### Set task
Copy every line of the data that contains the string "Frequency".

┄┄┄┄┄┄┄┄┄┄

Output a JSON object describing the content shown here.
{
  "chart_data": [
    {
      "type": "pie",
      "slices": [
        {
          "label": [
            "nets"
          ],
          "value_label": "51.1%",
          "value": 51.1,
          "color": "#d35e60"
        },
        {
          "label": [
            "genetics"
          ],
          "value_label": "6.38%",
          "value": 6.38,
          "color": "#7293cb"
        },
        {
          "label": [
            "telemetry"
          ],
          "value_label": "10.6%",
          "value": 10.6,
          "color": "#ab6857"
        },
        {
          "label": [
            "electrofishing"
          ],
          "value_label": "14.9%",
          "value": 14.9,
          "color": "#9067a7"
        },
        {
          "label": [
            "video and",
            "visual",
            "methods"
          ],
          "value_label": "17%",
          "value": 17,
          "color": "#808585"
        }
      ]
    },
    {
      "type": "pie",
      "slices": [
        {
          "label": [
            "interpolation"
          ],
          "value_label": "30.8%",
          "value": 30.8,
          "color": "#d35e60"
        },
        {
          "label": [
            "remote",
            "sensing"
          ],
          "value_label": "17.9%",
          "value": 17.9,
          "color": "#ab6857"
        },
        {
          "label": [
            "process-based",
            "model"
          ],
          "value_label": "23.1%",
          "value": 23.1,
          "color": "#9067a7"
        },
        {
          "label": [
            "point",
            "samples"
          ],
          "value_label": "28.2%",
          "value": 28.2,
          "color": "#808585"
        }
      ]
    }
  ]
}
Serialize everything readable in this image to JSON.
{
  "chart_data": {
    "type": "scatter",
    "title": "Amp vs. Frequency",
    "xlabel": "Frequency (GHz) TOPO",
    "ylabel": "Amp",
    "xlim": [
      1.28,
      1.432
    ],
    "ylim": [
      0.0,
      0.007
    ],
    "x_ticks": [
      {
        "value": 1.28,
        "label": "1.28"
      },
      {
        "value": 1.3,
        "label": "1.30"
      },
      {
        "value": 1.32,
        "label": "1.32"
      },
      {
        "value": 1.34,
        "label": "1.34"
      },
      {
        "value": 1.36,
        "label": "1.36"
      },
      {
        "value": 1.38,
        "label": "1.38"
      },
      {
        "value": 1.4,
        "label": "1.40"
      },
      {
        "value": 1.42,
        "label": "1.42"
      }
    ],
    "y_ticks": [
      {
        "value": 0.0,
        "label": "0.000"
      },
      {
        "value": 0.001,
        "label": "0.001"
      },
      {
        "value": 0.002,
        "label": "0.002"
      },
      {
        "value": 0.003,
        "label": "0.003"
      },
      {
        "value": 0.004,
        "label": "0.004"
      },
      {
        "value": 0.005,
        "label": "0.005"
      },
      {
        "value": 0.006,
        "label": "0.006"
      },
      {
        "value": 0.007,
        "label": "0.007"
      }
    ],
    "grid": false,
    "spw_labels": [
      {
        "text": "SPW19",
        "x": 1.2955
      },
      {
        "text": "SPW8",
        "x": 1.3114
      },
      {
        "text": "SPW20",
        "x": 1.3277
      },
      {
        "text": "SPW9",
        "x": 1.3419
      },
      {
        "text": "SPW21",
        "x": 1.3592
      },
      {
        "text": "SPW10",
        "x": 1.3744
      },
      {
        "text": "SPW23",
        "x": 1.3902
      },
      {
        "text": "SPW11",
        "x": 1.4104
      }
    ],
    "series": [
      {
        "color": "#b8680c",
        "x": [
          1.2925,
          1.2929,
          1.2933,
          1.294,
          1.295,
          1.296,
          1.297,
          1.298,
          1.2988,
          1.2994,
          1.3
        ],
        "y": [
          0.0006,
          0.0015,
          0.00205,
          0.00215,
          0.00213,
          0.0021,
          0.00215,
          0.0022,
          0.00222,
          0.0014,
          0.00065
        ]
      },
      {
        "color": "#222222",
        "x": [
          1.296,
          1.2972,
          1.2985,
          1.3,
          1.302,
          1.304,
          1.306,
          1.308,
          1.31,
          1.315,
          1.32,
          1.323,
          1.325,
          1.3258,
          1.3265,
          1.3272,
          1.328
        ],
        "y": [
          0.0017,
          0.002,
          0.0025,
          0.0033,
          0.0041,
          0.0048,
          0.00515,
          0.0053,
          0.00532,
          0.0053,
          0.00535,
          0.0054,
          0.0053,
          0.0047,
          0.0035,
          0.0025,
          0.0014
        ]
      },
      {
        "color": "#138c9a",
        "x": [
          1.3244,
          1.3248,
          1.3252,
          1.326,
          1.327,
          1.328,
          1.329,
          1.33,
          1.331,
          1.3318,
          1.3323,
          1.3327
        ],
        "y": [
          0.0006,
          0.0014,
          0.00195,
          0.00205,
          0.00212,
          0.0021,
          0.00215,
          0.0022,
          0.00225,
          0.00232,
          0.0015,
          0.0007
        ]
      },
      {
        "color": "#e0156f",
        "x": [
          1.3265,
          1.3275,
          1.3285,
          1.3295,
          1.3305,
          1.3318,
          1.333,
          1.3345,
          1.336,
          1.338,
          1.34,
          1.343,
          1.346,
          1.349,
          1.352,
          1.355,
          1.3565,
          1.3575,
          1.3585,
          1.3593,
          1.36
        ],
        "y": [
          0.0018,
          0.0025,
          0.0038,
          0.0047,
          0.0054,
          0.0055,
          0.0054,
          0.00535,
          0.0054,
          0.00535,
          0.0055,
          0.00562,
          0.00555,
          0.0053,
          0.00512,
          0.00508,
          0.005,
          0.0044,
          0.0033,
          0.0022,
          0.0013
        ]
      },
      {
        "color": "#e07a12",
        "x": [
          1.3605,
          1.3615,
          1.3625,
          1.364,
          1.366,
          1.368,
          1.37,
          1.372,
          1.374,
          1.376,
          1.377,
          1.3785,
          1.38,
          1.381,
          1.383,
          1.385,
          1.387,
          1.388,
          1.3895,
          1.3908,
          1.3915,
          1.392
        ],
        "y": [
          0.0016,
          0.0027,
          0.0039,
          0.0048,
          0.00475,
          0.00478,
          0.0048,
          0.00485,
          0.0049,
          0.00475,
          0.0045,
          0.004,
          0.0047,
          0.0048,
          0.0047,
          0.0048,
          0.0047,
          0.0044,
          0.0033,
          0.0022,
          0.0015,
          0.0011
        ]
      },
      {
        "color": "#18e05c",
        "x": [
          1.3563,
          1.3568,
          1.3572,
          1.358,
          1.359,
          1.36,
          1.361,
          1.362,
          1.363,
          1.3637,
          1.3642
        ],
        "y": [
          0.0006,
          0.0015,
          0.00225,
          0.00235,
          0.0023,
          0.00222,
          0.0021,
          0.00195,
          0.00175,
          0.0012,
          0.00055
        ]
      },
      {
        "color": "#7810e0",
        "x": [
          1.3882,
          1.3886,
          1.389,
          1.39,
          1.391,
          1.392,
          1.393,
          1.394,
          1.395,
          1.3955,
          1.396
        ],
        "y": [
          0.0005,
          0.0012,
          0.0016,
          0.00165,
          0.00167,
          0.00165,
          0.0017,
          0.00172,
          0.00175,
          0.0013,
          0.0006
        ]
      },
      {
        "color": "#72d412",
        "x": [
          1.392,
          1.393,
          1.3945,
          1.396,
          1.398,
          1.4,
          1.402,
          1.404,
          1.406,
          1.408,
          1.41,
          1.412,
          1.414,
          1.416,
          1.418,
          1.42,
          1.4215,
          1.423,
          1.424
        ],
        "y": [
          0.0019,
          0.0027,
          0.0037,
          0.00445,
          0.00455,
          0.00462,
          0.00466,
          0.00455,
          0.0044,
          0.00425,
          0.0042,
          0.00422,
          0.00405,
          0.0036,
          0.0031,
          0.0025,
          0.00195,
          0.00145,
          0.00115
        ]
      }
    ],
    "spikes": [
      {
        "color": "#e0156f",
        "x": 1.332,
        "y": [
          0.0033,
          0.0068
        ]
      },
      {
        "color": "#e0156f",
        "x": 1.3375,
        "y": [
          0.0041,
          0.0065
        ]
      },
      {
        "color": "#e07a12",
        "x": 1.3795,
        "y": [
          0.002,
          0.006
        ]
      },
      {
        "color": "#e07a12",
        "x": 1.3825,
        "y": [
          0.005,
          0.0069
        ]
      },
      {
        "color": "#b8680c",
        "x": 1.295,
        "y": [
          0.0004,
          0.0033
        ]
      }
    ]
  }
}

┄┄┄┄┄┄┄┄┄┄

### Exercise answer
    "title": "Amp vs. Frequency",
    "xlabel": "Frequency (GHz) TOPO",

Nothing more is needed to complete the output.